> _Listed entries_

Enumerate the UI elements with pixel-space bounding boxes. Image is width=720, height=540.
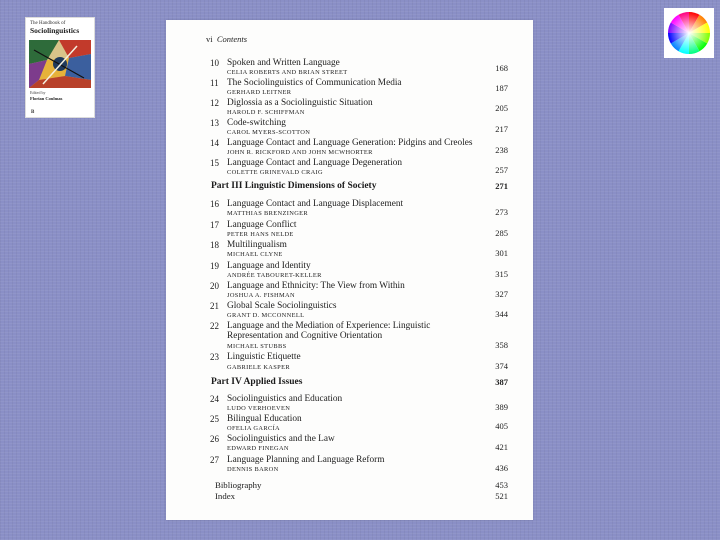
...
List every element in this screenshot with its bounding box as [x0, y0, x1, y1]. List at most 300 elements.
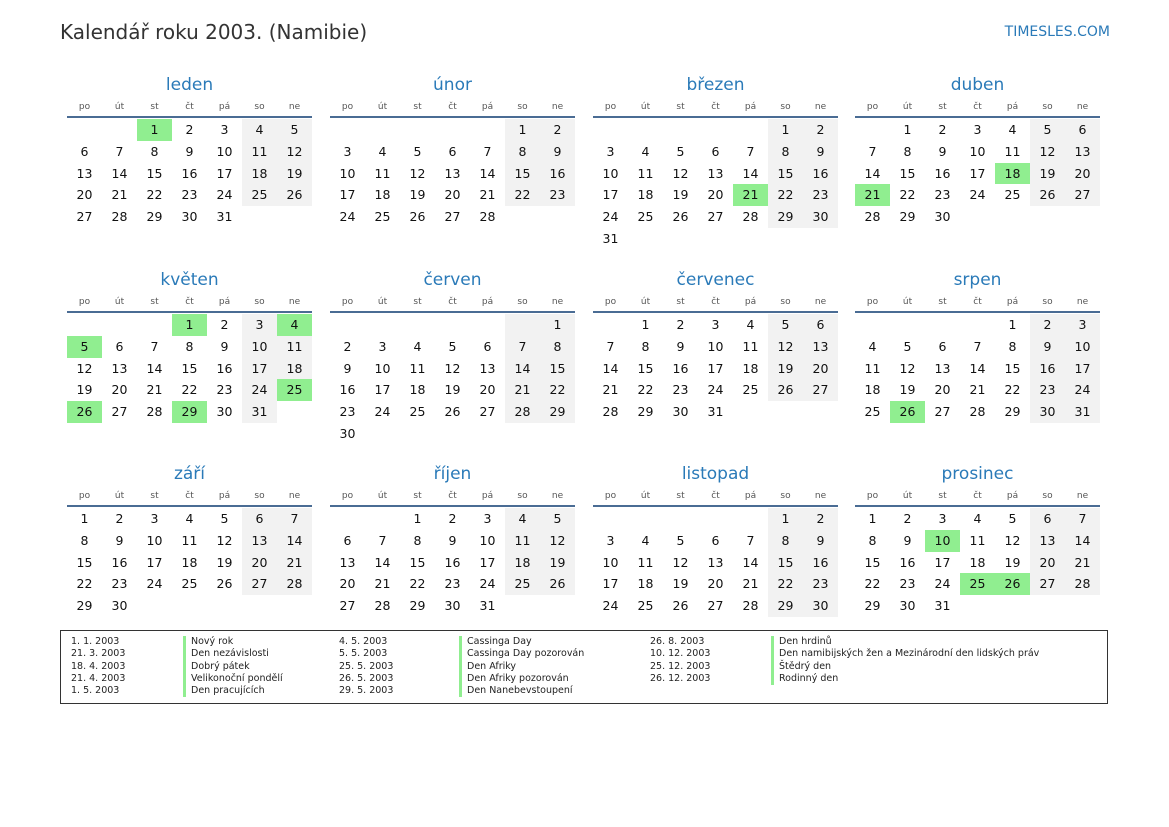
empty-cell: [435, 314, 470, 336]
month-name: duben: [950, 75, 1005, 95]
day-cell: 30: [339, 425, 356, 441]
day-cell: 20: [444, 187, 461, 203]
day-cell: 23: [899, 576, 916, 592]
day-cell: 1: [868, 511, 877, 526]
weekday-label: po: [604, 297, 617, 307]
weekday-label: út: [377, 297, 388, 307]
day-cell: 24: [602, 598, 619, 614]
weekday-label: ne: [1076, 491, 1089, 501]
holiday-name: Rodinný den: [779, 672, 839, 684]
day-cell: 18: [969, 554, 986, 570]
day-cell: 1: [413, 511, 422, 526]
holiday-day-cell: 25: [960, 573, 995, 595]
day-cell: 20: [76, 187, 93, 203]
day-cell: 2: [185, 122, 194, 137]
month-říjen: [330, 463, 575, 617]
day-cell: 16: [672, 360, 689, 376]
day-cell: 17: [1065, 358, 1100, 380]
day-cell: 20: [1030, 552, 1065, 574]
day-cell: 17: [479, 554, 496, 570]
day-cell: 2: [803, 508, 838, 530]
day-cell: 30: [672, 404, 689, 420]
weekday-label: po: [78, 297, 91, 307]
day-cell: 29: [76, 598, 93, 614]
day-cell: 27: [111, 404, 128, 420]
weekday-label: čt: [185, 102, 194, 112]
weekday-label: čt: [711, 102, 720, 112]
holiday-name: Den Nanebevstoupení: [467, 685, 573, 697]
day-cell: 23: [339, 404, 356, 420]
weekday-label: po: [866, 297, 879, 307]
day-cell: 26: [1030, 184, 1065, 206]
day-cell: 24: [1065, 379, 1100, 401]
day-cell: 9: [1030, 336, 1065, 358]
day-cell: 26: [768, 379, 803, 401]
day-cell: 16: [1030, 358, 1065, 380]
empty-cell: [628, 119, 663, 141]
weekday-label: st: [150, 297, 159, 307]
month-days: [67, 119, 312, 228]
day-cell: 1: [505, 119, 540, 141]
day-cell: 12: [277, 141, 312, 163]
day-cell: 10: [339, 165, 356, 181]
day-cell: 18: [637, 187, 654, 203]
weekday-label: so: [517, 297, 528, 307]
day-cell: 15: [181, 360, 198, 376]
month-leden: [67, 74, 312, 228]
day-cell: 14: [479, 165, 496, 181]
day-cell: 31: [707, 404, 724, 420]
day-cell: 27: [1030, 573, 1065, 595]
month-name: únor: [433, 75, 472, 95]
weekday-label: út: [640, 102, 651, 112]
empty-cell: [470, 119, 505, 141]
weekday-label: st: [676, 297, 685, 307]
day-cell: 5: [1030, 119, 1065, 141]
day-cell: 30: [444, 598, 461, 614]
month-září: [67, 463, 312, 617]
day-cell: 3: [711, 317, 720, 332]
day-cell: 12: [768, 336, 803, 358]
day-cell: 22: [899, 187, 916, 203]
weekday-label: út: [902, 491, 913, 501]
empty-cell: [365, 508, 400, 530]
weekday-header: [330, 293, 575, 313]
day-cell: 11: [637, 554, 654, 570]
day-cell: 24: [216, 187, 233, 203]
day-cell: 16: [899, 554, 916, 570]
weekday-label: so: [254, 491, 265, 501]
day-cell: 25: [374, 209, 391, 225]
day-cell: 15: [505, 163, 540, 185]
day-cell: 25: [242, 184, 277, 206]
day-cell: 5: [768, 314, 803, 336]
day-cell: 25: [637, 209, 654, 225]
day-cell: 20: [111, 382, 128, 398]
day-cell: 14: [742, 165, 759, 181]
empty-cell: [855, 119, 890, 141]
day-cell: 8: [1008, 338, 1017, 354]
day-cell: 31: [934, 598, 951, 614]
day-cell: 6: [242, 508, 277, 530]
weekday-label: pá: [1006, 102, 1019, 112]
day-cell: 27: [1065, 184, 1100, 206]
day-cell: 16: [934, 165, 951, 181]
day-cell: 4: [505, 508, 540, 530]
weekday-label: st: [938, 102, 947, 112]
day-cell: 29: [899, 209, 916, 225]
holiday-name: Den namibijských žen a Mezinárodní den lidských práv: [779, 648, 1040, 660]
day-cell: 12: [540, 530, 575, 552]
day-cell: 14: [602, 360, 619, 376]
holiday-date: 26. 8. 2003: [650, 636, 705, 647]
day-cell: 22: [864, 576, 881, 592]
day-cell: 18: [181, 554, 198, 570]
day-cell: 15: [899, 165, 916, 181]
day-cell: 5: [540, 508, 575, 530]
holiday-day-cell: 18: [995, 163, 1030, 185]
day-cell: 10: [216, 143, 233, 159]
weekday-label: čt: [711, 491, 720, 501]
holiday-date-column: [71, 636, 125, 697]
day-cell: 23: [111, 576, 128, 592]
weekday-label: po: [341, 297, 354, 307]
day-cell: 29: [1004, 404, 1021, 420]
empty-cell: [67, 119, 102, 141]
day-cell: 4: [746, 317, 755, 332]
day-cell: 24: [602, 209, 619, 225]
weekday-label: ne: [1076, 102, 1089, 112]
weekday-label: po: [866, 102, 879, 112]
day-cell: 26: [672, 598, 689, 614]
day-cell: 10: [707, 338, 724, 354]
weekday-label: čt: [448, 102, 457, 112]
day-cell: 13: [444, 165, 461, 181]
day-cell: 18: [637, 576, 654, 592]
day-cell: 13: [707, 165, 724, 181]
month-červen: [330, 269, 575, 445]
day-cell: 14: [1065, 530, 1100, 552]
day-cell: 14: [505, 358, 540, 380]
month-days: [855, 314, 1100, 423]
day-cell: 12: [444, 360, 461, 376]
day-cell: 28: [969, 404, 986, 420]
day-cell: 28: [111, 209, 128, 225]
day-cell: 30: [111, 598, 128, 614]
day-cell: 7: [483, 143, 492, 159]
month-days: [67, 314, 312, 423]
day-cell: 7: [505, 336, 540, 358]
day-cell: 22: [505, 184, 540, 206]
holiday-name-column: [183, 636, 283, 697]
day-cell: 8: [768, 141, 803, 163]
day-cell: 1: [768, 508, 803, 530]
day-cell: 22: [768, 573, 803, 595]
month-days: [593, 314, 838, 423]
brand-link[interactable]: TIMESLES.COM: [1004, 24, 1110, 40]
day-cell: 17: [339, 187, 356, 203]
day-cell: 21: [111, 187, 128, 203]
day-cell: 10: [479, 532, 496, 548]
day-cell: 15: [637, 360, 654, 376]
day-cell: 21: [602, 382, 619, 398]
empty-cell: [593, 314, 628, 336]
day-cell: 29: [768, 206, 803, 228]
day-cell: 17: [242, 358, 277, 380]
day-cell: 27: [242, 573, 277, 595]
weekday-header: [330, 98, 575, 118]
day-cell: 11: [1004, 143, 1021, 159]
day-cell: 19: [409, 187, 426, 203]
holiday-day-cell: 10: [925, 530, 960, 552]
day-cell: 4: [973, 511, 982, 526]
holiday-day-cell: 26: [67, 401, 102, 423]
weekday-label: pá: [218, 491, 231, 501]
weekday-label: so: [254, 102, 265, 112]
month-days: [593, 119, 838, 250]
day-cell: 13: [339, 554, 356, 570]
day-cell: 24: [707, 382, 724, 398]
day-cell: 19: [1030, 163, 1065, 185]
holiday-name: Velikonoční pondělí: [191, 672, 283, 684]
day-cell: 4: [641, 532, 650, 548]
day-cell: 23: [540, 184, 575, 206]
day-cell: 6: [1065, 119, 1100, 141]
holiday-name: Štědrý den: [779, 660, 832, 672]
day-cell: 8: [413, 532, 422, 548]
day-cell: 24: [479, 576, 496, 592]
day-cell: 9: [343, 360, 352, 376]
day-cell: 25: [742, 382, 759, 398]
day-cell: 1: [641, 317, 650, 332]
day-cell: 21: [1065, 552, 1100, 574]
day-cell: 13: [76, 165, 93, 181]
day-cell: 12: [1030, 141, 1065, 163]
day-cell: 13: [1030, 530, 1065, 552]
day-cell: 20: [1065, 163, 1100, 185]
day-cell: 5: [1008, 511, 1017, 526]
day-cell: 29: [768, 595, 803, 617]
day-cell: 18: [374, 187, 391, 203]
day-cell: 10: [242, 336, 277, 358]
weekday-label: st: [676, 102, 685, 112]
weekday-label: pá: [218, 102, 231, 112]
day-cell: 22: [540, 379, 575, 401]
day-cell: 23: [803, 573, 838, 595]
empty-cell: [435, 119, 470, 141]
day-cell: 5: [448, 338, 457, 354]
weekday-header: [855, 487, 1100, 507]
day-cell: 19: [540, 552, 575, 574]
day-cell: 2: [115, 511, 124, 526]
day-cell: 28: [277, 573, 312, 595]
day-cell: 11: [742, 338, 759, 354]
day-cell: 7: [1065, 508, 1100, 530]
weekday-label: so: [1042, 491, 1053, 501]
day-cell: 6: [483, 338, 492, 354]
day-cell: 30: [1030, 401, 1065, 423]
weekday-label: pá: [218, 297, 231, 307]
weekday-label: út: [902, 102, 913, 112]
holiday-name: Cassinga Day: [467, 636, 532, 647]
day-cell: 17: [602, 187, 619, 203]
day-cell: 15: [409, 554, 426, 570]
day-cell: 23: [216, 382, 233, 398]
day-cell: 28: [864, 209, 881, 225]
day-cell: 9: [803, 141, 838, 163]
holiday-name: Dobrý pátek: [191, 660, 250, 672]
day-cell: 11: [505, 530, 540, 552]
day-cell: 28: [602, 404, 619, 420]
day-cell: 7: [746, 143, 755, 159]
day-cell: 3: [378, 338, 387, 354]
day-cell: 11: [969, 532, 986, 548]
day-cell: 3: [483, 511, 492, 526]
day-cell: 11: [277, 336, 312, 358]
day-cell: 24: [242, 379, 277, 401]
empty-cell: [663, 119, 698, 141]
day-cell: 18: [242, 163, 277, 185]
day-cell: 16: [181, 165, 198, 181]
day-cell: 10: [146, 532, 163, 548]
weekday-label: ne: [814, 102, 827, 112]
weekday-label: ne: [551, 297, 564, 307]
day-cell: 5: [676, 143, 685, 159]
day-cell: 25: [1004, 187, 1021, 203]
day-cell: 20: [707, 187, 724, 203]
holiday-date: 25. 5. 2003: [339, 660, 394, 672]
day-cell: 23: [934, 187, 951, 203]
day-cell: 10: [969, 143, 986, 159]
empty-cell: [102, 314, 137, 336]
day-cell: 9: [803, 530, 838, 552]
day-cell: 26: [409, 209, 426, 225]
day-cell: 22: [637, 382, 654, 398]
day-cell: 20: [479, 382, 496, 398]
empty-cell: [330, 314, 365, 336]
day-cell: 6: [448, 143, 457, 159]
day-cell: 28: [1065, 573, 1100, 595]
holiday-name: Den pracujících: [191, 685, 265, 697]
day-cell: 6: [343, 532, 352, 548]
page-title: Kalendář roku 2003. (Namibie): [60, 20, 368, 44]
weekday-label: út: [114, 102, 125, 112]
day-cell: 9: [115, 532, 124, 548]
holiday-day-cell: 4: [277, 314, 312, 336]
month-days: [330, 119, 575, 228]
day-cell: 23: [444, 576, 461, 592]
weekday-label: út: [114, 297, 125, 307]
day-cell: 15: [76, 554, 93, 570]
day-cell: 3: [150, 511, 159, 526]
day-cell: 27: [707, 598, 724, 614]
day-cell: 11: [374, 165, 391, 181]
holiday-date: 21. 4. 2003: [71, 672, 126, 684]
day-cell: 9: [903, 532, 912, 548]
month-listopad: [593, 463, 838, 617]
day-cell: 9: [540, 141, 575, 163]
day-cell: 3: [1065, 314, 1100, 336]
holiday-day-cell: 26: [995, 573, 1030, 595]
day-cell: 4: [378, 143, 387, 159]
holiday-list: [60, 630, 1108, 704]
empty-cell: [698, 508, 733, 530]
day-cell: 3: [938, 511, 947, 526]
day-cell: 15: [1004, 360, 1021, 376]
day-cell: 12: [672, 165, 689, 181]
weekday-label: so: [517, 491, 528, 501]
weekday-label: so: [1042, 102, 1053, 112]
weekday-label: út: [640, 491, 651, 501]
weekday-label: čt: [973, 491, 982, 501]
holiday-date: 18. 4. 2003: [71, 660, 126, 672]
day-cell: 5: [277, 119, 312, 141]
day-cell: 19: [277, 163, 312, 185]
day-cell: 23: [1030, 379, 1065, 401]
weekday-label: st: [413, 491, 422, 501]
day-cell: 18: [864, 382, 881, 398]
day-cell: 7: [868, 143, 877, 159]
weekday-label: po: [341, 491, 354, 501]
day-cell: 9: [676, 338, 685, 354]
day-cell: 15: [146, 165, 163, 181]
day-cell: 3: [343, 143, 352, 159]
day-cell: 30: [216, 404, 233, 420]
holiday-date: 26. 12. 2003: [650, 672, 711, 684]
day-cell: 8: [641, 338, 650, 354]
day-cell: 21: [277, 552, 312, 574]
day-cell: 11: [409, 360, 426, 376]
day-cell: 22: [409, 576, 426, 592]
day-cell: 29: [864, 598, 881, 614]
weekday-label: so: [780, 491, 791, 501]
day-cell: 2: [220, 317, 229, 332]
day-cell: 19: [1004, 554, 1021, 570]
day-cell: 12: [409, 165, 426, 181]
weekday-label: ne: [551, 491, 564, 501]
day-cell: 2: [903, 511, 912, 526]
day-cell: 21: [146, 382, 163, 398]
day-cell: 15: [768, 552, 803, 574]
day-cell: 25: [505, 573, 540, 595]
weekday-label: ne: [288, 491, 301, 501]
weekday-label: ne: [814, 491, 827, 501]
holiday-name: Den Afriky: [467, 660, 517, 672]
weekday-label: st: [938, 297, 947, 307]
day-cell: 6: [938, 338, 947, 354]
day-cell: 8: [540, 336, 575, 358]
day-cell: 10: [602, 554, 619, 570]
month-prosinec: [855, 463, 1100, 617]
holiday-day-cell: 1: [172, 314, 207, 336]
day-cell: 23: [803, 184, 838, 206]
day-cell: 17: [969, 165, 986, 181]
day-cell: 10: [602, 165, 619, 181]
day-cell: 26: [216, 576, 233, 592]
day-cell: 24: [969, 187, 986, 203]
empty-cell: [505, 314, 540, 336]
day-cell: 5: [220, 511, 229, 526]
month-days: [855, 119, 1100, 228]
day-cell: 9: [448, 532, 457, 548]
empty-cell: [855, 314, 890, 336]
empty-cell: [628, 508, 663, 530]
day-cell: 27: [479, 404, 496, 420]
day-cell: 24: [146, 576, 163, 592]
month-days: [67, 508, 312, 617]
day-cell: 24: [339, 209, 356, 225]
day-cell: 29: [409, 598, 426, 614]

> _Task description_
Rewrite the listing from the line containing "List every element" through the line containing "day-cell: 16: [672, 360, 689, 376]", inclusive, replacing "weekday-label" with "day-header" and leaving everything else unchanged. Return only those lines, and leave out the pictures.

> _Answer to this task_
List every element in this screenshot with its bounding box as [x0, y0, x1, y1]. List at most 300 elements.
empty-cell: [435, 314, 470, 336]
month-name: duben: [950, 75, 1005, 95]
day-cell: 30: [339, 425, 356, 441]
day-cell: 20: [444, 187, 461, 203]
day-cell: 23: [899, 576, 916, 592]
day-cell: 1: [868, 511, 877, 526]
day-header: po: [604, 297, 617, 307]
day-header: út: [377, 297, 388, 307]
day-cell: 24: [602, 598, 619, 614]
day-header: ne: [1076, 491, 1089, 501]
holiday-name: Rodinný den: [779, 672, 839, 684]
day-cell: 18: [969, 554, 986, 570]
day-cell: 1: [413, 511, 422, 526]
holiday-day-cell: 25: [960, 573, 995, 595]
day-cell: 20: [76, 187, 93, 203]
day-cell: 2: [185, 122, 194, 137]
month-říjen: [330, 463, 575, 617]
day-cell: 16: [672, 360, 689, 376]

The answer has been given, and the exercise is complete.